┌──

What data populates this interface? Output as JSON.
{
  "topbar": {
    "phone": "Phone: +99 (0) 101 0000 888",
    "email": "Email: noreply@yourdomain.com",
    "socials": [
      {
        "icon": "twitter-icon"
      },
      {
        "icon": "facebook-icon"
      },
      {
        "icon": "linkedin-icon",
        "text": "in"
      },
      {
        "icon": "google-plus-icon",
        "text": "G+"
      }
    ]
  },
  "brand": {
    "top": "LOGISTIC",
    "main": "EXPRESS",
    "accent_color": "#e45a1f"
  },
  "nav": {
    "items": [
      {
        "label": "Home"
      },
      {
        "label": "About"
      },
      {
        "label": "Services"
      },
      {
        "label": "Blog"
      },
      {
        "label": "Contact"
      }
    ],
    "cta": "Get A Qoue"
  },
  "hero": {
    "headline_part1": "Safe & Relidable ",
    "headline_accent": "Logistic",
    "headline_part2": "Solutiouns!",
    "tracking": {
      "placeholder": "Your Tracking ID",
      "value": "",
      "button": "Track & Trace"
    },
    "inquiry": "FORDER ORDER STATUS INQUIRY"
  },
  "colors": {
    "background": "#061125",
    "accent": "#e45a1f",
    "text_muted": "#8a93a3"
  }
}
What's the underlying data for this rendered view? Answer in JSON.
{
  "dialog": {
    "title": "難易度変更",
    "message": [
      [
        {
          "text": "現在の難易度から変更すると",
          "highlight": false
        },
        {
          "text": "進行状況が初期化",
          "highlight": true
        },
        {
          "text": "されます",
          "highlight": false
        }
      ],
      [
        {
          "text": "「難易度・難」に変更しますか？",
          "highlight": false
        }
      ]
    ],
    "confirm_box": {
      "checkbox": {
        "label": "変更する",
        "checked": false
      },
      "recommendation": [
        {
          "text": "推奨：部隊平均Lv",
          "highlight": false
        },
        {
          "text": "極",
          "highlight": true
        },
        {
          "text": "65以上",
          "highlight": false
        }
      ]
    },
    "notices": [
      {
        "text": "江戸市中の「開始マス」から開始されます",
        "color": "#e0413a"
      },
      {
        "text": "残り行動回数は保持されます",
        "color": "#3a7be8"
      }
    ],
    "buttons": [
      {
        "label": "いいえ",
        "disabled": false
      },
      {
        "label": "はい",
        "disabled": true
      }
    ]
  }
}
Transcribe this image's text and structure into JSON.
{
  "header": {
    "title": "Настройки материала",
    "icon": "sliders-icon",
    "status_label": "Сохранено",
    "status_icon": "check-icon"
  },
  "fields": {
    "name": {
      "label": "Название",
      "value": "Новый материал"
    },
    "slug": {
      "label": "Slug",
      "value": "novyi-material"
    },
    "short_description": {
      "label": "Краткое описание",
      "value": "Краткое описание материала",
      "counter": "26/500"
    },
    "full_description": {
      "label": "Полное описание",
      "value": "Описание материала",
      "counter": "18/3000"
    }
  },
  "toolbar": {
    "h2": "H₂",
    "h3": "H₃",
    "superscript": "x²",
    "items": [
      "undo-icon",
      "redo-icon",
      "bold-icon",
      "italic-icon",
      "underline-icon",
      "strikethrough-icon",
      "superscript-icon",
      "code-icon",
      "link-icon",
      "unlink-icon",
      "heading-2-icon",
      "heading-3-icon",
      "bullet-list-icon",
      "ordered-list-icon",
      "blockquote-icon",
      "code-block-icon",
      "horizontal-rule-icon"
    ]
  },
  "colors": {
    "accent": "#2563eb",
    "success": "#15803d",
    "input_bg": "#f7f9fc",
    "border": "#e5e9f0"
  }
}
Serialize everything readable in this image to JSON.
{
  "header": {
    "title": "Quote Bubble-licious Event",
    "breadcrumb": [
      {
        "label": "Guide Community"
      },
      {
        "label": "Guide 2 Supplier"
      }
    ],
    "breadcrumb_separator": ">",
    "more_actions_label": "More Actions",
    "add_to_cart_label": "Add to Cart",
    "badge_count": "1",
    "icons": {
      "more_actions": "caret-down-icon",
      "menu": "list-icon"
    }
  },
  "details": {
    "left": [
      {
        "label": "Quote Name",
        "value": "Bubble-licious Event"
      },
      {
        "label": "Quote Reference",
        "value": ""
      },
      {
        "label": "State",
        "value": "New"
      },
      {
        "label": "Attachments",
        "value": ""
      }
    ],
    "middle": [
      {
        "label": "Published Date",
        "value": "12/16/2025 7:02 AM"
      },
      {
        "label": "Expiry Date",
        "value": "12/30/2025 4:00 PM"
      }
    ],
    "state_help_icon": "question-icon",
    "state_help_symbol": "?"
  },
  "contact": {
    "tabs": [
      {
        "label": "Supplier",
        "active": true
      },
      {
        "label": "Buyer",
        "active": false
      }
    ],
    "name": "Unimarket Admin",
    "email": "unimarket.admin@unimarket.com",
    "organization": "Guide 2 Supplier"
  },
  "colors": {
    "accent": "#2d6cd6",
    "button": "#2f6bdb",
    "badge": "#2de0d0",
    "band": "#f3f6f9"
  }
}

└──

— The exercise —
Find each line holding "Supplier". Copy it out.

— Exercise result —
        "label": "Guide 2 Supplier"
        "label": "Supplier",
    "organization": "Guide 2 Supplier"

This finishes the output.